<<<<

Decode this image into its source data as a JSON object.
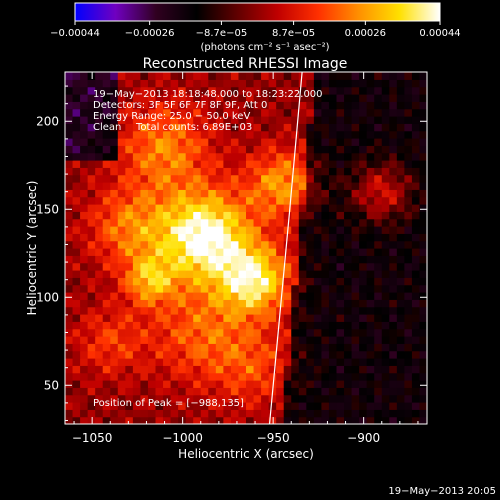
{
  "chart_data": {
    "type": "heatmap",
    "title": "Reconstructed RHESSI Image",
    "xlabel": "Heliocentric X (arcsec)",
    "ylabel": "Heliocentric Y (arcsec)",
    "xlim": [
      -1065,
      -865
    ],
    "ylim": [
      28,
      228
    ],
    "x_ticks": [
      -1050,
      -1000,
      -950,
      -900
    ],
    "x_tick_labels": [
      "−1050",
      "−1000",
      "−950",
      "−900"
    ],
    "y_ticks": [
      50,
      100,
      150,
      200
    ],
    "y_tick_labels": [
      "50",
      "100",
      "150",
      "200"
    ],
    "colorbar": {
      "range": [
        -0.00044,
        0.00044
      ],
      "ticks": [
        -0.00044,
        -0.00026,
        -8.7e-05,
        8.7e-05,
        0.00026,
        0.00044
      ],
      "tick_labels": [
        "−0.00044",
        "−0.00026",
        "−8.7e−05",
        "8.7e−05",
        "0.00026",
        "0.00044"
      ],
      "unit_label": "(photons cm⁻² s⁻¹ asec⁻²)",
      "colors": [
        "#0000ff",
        "#7000c0",
        "#300020",
        "#000000",
        "#600000",
        "#c00000",
        "#ff3000",
        "#ff9000",
        "#ffe000",
        "#ffffff"
      ]
    },
    "sources": [
      {
        "x": -988,
        "y": 135,
        "sigma": 18,
        "amp": 1.0
      },
      {
        "x": -960,
        "y": 110,
        "sigma": 14,
        "amp": 0.8
      },
      {
        "x": -1018,
        "y": 110,
        "sigma": 10,
        "amp": 0.55
      },
      {
        "x": -945,
        "y": 165,
        "sigma": 14,
        "amp": 0.55
      },
      {
        "x": -890,
        "y": 160,
        "sigma": 12,
        "amp": 0.5
      },
      {
        "x": -1010,
        "y": 185,
        "sigma": 18,
        "amp": 0.5
      },
      {
        "x": -1030,
        "y": 140,
        "sigma": 16,
        "amp": 0.45
      },
      {
        "x": -990,
        "y": 80,
        "sigma": 20,
        "amp": 0.4
      },
      {
        "x": -960,
        "y": 60,
        "sigma": 16,
        "amp": 0.3
      },
      {
        "x": -1040,
        "y": 75,
        "sigma": 14,
        "amp": 0.3
      }
    ],
    "limb_curve": [
      [
        -952,
        28
      ],
      [
        -945,
        100
      ],
      [
        -940,
        160
      ],
      [
        -934,
        228
      ]
    ]
  },
  "labels": {
    "time_range": "19−May−2013 18:18:48.000 to 18:23:22.000",
    "detectors": "Detectors: 3F 5F 6F 7F 8F 9F, Att 0",
    "energy": "Energy Range: 25.0 − 50.0 keV",
    "clean_method": "Clean",
    "counts": "Total counts: 6.89E+03",
    "peak": "Position of Peak = [−988,135]",
    "timestamp": "19−May−2013 20:05"
  }
}
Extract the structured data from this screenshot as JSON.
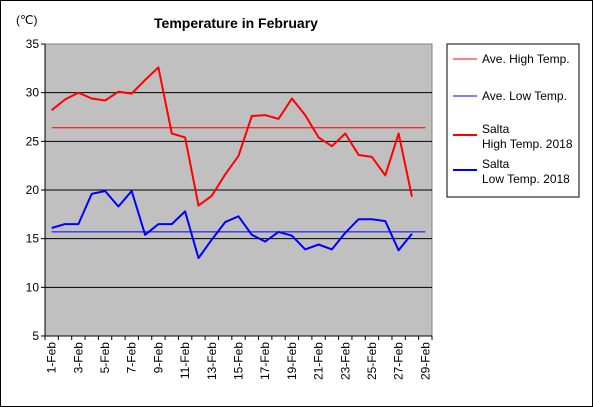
{
  "chart_data": {
    "type": "line",
    "title": "Temperature in February",
    "unit_label": "(℃)",
    "ylim": [
      5,
      35
    ],
    "y_ticks": [
      5,
      10,
      15,
      20,
      25,
      30,
      35
    ],
    "grid": "horizontal",
    "legend_position": "right",
    "categories": [
      "1-Feb",
      "2-Feb",
      "3-Feb",
      "4-Feb",
      "5-Feb",
      "6-Feb",
      "7-Feb",
      "8-Feb",
      "9-Feb",
      "10-Feb",
      "11-Feb",
      "12-Feb",
      "13-Feb",
      "14-Feb",
      "15-Feb",
      "16-Feb",
      "17-Feb",
      "18-Feb",
      "19-Feb",
      "20-Feb",
      "21-Feb",
      "22-Feb",
      "23-Feb",
      "24-Feb",
      "25-Feb",
      "26-Feb",
      "27-Feb",
      "28-Feb",
      "29-Feb"
    ],
    "x_tick_labels": [
      "1-Feb",
      "3-Feb",
      "5-Feb",
      "7-Feb",
      "9-Feb",
      "11-Feb",
      "13-Feb",
      "15-Feb",
      "17-Feb",
      "19-Feb",
      "21-Feb",
      "23-Feb",
      "25-Feb",
      "27-Feb",
      "29-Feb"
    ],
    "reference_lines": [
      {
        "name": "Ave. High Temp.",
        "value": 26.4,
        "color": "#ff0000"
      },
      {
        "name": "Ave. Low Temp.",
        "value": 15.7,
        "color": "#0000ff"
      }
    ],
    "series": [
      {
        "name_line1": "Salta",
        "name_line2": "High Temp. 2018",
        "color": "#ff0000",
        "values": [
          28.2,
          29.3,
          30.0,
          29.4,
          29.2,
          30.1,
          29.9,
          31.3,
          32.6,
          25.8,
          25.4,
          18.4,
          19.4,
          21.6,
          23.5,
          27.6,
          27.7,
          27.3,
          29.4,
          27.7,
          25.4,
          24.5,
          25.8,
          23.6,
          23.4,
          21.5,
          25.8,
          19.3,
          null
        ]
      },
      {
        "name_line1": "Salta",
        "name_line2": "Low Temp. 2018",
        "color": "#0000ff",
        "values": [
          16.1,
          16.5,
          16.5,
          19.6,
          19.9,
          18.3,
          19.9,
          15.4,
          16.5,
          16.5,
          17.8,
          13.0,
          14.9,
          16.7,
          17.3,
          15.4,
          14.7,
          15.7,
          15.3,
          13.9,
          14.4,
          13.9,
          15.6,
          17.0,
          17.0,
          16.8,
          13.8,
          15.5,
          null
        ]
      }
    ]
  }
}
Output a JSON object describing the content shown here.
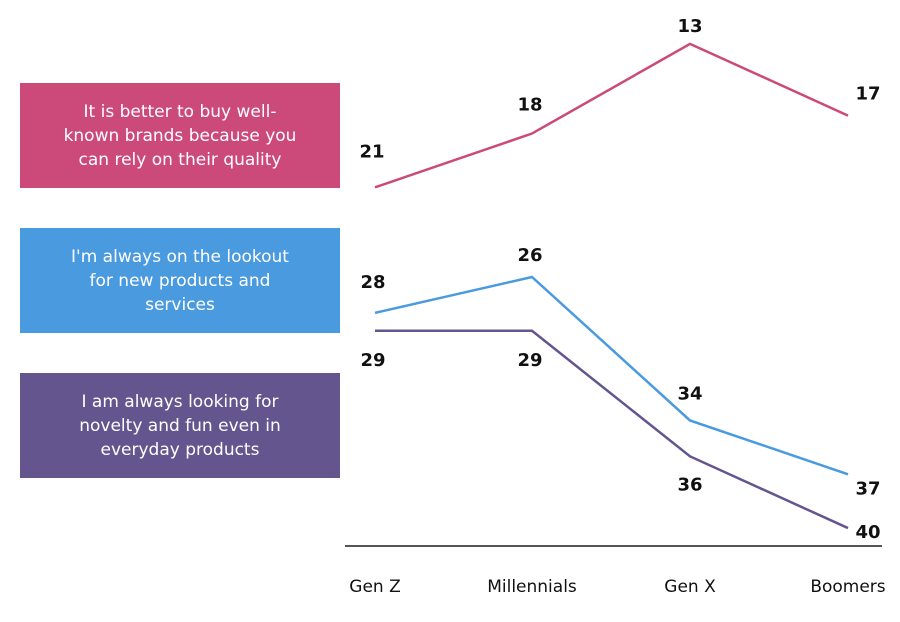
{
  "chart_data": {
    "type": "line",
    "categories": [
      "Gen Z",
      "Millennials",
      "Gen X",
      "Boomers"
    ],
    "series": [
      {
        "name": "It is better to buy well-known brands because you can rely on their quality",
        "color": "#cc4a7a",
        "values": [
          21,
          18,
          13,
          17
        ]
      },
      {
        "name": "I'm always on the lookout for new products and services",
        "color": "#4a9ae0",
        "values": [
          28,
          26,
          34,
          37
        ]
      },
      {
        "name": "I am always looking for novelty and fun even in everyday products",
        "color": "#65558f",
        "values": [
          29,
          29,
          36,
          40
        ]
      }
    ],
    "ylim": [
      11,
      41
    ],
    "y_inverted": true,
    "legend": "left"
  }
}
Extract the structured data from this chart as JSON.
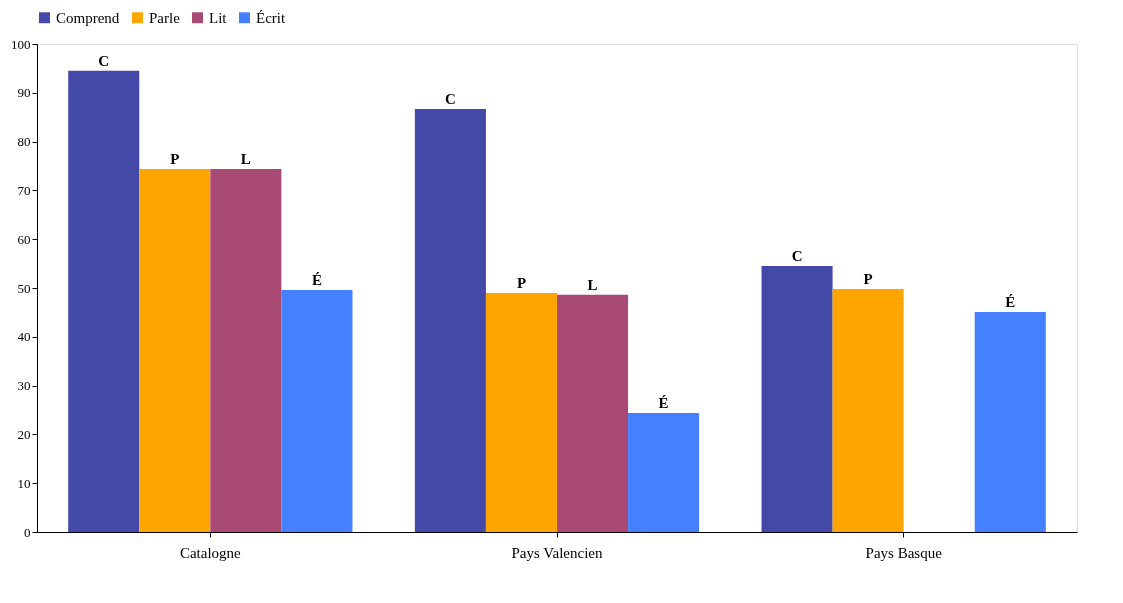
{
  "chart_data": {
    "type": "bar",
    "categories": [
      "Catalogne",
      "Pays Valencien",
      "Pays Basque"
    ],
    "series": [
      {
        "name": "Comprend",
        "color": "#4449a8",
        "values": [
          94.5,
          86.7,
          54.5
        ],
        "value_labels": [
          "C",
          "C",
          "C"
        ]
      },
      {
        "name": "Parle",
        "color": "#ffa500",
        "values": [
          74.4,
          49.0,
          49.8
        ],
        "value_labels": [
          "P",
          "P",
          "P"
        ]
      },
      {
        "name": "Lit",
        "color": "#a84a74",
        "values": [
          74.4,
          48.6,
          null
        ],
        "value_labels": [
          "L",
          "L",
          null
        ]
      },
      {
        "name": "Écrit",
        "color": "#4480ff",
        "values": [
          49.6,
          24.4,
          45.1
        ],
        "value_labels": [
          "É",
          "É",
          "É"
        ]
      }
    ],
    "ylim": [
      0,
      100
    ],
    "yticks": [
      0,
      10,
      20,
      30,
      40,
      50,
      60,
      70,
      80,
      90,
      100
    ],
    "grid": false,
    "legend": "top"
  }
}
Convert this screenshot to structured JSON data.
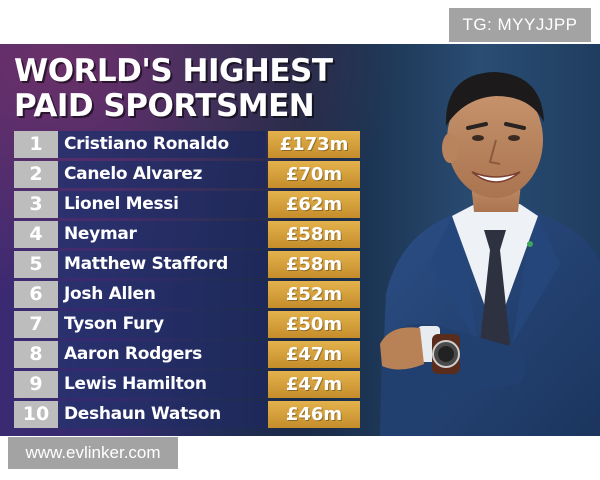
{
  "watermark_top": "TG: MYYJJPP",
  "headline": {
    "line1": "WORLD'S HIGHEST",
    "line2": "PAID SPORTSMEN"
  },
  "rankings": [
    {
      "rank": "1",
      "name": "Cristiano Ronaldo",
      "amount": "£173m"
    },
    {
      "rank": "2",
      "name": "Canelo Alvarez",
      "amount": "£70m"
    },
    {
      "rank": "3",
      "name": "Lionel Messi",
      "amount": "£62m"
    },
    {
      "rank": "4",
      "name": "Neymar",
      "amount": "£58m"
    },
    {
      "rank": "5",
      "name": "Matthew Stafford",
      "amount": "£58m"
    },
    {
      "rank": "6",
      "name": "Josh Allen",
      "amount": "£52m"
    },
    {
      "rank": "7",
      "name": "Tyson Fury",
      "amount": "£50m"
    },
    {
      "rank": "8",
      "name": "Aaron Rodgers",
      "amount": "£47m"
    },
    {
      "rank": "9",
      "name": "Lewis Hamilton",
      "amount": "£47m"
    },
    {
      "rank": "10",
      "name": "Deshaun Watson",
      "amount": "£46m"
    }
  ],
  "watermark_bottom": "www.evlinker.com",
  "colors": {
    "amount_gold": "#d9a23f",
    "rank_gray": "#bdbdbd",
    "headline_white": "#ffffff"
  }
}
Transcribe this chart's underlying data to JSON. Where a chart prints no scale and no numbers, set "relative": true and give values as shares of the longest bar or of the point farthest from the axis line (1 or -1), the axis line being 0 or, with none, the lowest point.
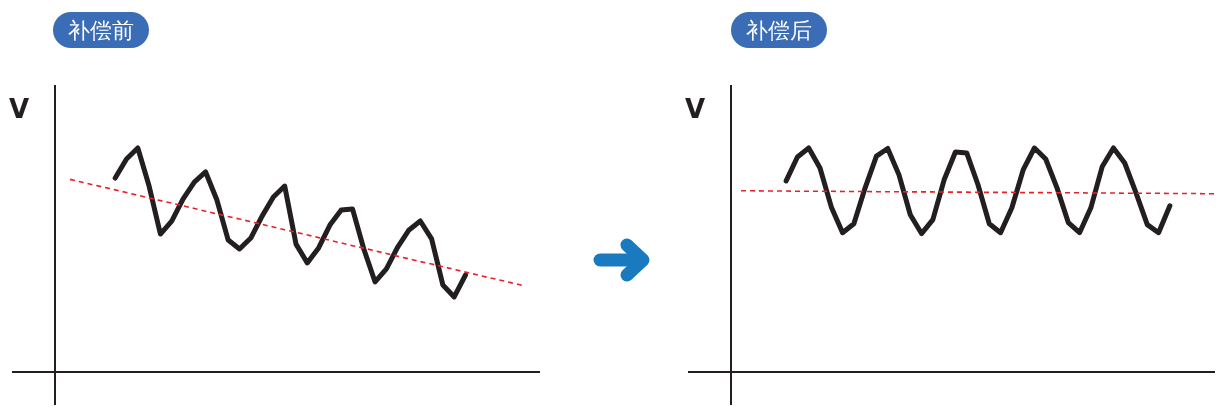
{
  "chart_data": [
    {
      "type": "line",
      "title": "补偿前",
      "ylabel": "V",
      "relative": true,
      "categories": [
        null,
        null,
        null,
        null,
        null,
        null,
        null,
        null,
        null,
        null,
        null,
        null,
        null,
        null,
        null,
        null,
        null,
        null,
        null,
        null,
        null,
        null,
        null,
        null,
        null,
        null,
        null,
        null,
        null,
        null,
        null,
        null,
        null,
        null,
        null,
        null,
        null,
        null,
        null,
        null,
        null
      ],
      "series": [
        {
          "color": "#231f20",
          "line_style": "solid",
          "values": [
            null,
            null,
            null,
            null,
            0.866,
            0.951,
            1.0,
            0.83,
            0.616,
            0.674,
            0.772,
            0.848,
            0.893,
            0.768,
            0.589,
            0.549,
            0.598,
            0.696,
            0.781,
            0.83,
            0.571,
            0.487,
            0.554,
            0.656,
            0.723,
            0.728,
            0.549,
            0.402,
            0.46,
            0.558,
            0.634,
            0.674,
            0.594,
            0.388,
            0.335,
            0.433,
            null,
            null,
            null,
            null,
            null
          ]
        },
        {
          "color": "#e8202a",
          "line_style": "dashed",
          "values": [
            0.86,
            0.848,
            0.836,
            0.825,
            0.813,
            0.801,
            0.789,
            0.777,
            0.765,
            0.754,
            0.742,
            0.73,
            0.718,
            0.706,
            0.694,
            0.683,
            0.671,
            0.659,
            0.647,
            0.635,
            0.624,
            0.612,
            0.6,
            0.588,
            0.576,
            0.564,
            0.553,
            0.541,
            0.529,
            0.517,
            0.505,
            0.493,
            0.482,
            0.47,
            0.458,
            0.446,
            0.434,
            0.422,
            0.411,
            0.399,
            0.387
          ]
        }
      ]
    },
    {
      "type": "line",
      "title": "补偿后",
      "ylabel": "V",
      "relative": true,
      "categories": [
        null,
        null,
        null,
        null,
        null,
        null,
        null,
        null,
        null,
        null,
        null,
        null,
        null,
        null,
        null,
        null,
        null,
        null,
        null,
        null,
        null,
        null,
        null,
        null,
        null,
        null,
        null,
        null,
        null,
        null,
        null,
        null,
        null,
        null,
        null,
        null,
        null,
        null,
        null,
        null,
        null,
        null,
        null
      ],
      "series": [
        {
          "color": "#231f20",
          "line_style": "solid",
          "values": [
            null,
            null,
            null,
            null,
            0.853,
            0.96,
            1.0,
            0.911,
            0.737,
            0.622,
            0.662,
            0.822,
            0.964,
            0.998,
            0.88,
            0.702,
            0.618,
            0.68,
            0.858,
            0.982,
            0.978,
            0.836,
            0.662,
            0.622,
            0.733,
            0.902,
            1.0,
            0.951,
            0.822,
            0.667,
            0.622,
            0.733,
            0.916,
            1.0,
            0.933,
            0.8,
            0.658,
            0.622,
            0.742,
            null,
            null,
            null,
            null
          ]
        },
        {
          "color": "#e8202a",
          "line_style": "dashed",
          "values": [
            0.809,
            0.809,
            0.808,
            0.808,
            0.808,
            0.807,
            0.807,
            0.807,
            0.807,
            0.806,
            0.806,
            0.806,
            0.805,
            0.805,
            0.805,
            0.804,
            0.804,
            0.804,
            0.803,
            0.803,
            0.803,
            0.802,
            0.802,
            0.802,
            0.802,
            0.801,
            0.801,
            0.801,
            0.8,
            0.8,
            0.8,
            0.799,
            0.799,
            0.799,
            0.798,
            0.798,
            0.798,
            0.798,
            0.797,
            0.797,
            0.797,
            0.796,
            0.796
          ]
        }
      ]
    }
  ]
}
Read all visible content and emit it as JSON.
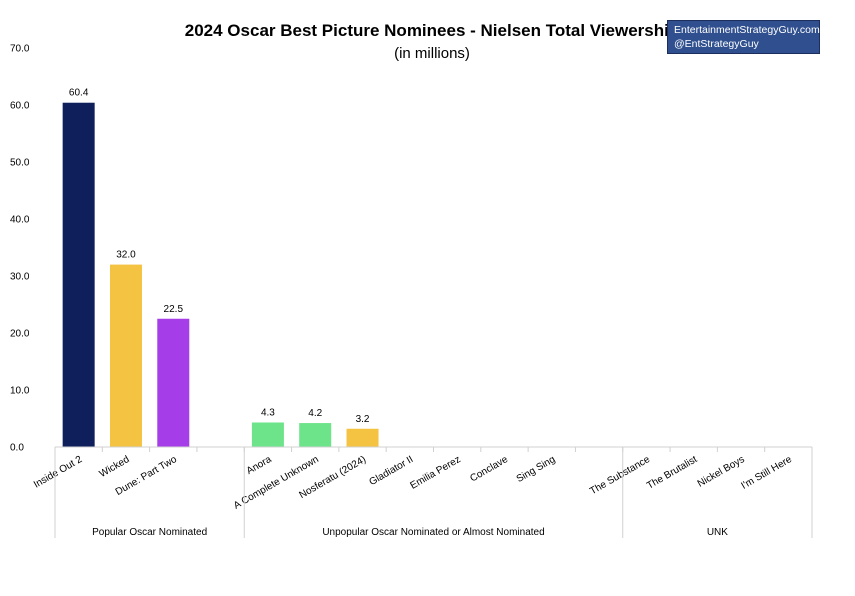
{
  "chart_data": {
    "type": "bar",
    "title": "2024 Oscar Best Picture Nominees - Nielsen Total Viewership",
    "subtitle": "(in millions)",
    "ylim": [
      0,
      70
    ],
    "yticks": [
      "0.0",
      "10.0",
      "20.0",
      "30.0",
      "40.0",
      "50.0",
      "60.0",
      "70.0"
    ],
    "grid": false,
    "categories": [
      "Inside Out 2",
      "Wicked",
      "Dune: Part Two",
      "",
      "Anora",
      "A Complete Unknown",
      "Nosferatu (2024)",
      "Gladiator II",
      "Emilia Perez",
      "Conclave",
      "Sing Sing",
      "",
      "The Substance",
      "The Brutalist",
      "Nickel Boys",
      "I'm Still Here"
    ],
    "values": [
      60.4,
      32.0,
      22.5,
      null,
      4.3,
      4.2,
      3.2,
      null,
      null,
      null,
      null,
      null,
      null,
      null,
      null,
      null
    ],
    "value_labels": [
      "60.4",
      "32.0",
      "22.5",
      "",
      "4.3",
      "4.2",
      "3.2",
      "",
      "",
      "",
      "",
      "",
      "",
      "",
      "",
      ""
    ],
    "colors": [
      "#0e1f5b",
      "#f5c342",
      "#a53ee8",
      "",
      "#6de38a",
      "#6de38a",
      "#f5c342",
      "",
      "",
      "",
      "",
      "",
      "",
      "",
      "",
      ""
    ],
    "groups": [
      {
        "label": "Popular Oscar Nominated",
        "start": 0,
        "end": 3
      },
      {
        "label": "Unpopular Oscar Nominated or Almost Nominated",
        "start": 4,
        "end": 11
      },
      {
        "label": "UNK",
        "start": 12,
        "end": 15
      }
    ]
  },
  "credit": {
    "line1": "EntertainmentStrategyGuy.com",
    "line2": "@EntStrategyGuy"
  }
}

>>>>

Brief
Which lines include "Nominated"? Copy each of them out.

Exercise result
        "label": "Popular Oscar Nominated",
        "label": "Unpopular Oscar Nominated or Almost Nominated",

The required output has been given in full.